◆ STATED TASK
Scan the data below for the string "Turma". Show every line where it turns up.

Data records
────────────────────────────────────────

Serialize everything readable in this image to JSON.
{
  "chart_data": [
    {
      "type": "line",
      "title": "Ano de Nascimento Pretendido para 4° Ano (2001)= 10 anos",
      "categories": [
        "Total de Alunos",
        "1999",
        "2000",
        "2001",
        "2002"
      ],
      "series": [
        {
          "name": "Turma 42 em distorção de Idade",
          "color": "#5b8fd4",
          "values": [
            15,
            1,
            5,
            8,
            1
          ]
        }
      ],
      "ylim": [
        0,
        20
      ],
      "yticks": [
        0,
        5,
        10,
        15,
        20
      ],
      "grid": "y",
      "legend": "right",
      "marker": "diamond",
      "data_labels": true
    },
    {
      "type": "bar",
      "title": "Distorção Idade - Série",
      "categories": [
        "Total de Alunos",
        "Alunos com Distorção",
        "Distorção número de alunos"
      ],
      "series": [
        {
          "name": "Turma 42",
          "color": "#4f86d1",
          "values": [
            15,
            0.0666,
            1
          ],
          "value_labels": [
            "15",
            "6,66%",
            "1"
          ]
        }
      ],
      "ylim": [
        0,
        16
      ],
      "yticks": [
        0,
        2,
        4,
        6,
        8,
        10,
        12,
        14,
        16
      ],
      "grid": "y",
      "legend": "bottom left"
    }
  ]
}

────────────────────────────────────────

◆ TASK RESULT
          "name": "Turma 42 em distorção de Idade",
          "name": "Turma 42",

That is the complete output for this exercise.